Part of a data file
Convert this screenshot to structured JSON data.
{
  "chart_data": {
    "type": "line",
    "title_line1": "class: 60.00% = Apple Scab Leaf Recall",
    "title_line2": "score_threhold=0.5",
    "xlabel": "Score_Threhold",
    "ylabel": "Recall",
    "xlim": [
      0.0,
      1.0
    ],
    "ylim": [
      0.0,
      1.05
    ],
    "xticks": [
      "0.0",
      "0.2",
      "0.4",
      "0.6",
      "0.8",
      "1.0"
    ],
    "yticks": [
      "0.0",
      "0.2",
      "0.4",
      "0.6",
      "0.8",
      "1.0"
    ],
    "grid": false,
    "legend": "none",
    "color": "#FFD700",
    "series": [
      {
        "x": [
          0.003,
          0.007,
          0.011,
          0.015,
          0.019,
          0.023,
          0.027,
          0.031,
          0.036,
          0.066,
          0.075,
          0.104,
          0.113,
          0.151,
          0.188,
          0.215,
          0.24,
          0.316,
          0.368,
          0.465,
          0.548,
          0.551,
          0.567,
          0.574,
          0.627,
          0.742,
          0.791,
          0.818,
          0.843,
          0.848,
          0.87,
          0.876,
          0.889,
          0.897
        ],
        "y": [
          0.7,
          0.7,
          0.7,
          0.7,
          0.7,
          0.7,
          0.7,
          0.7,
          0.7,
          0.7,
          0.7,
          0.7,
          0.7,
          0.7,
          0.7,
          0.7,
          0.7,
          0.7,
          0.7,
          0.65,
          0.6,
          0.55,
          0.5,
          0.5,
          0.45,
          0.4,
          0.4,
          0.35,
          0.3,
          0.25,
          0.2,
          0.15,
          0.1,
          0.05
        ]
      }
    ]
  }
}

■ Your instructions
Transcribe the material exactly as it reads.

■ Exercise response
Convert this screenshot to structured JSON data.
{
  "chart_data": {
    "type": "line",
    "title_line1": "class: 60.00% = Apple Scab Leaf Recall",
    "title_line2": "score_threhold=0.5",
    "xlabel": "Score_Threhold",
    "ylabel": "Recall",
    "xlim": [
      0.0,
      1.0
    ],
    "ylim": [
      0.0,
      1.05
    ],
    "xticks": [
      "0.0",
      "0.2",
      "0.4",
      "0.6",
      "0.8",
      "1.0"
    ],
    "yticks": [
      "0.0",
      "0.2",
      "0.4",
      "0.6",
      "0.8",
      "1.0"
    ],
    "grid": false,
    "legend": "none",
    "color": "#FFD700",
    "series": [
      {
        "x": [
          0.003,
          0.007,
          0.011,
          0.015,
          0.019,
          0.023,
          0.027,
          0.031,
          0.036,
          0.066,
          0.075,
          0.104,
          0.113,
          0.151,
          0.188,
          0.215,
          0.24,
          0.316,
          0.368,
          0.465,
          0.548,
          0.551,
          0.567,
          0.574,
          0.627,
          0.742,
          0.791,
          0.818,
          0.843,
          0.848,
          0.87,
          0.876,
          0.889,
          0.897
        ],
        "y": [
          0.7,
          0.7,
          0.7,
          0.7,
          0.7,
          0.7,
          0.7,
          0.7,
          0.7,
          0.7,
          0.7,
          0.7,
          0.7,
          0.7,
          0.7,
          0.7,
          0.7,
          0.7,
          0.7,
          0.65,
          0.6,
          0.55,
          0.5,
          0.5,
          0.45,
          0.4,
          0.4,
          0.35,
          0.3,
          0.25,
          0.2,
          0.15,
          0.1,
          0.05
        ]
      }
    ]
  }
}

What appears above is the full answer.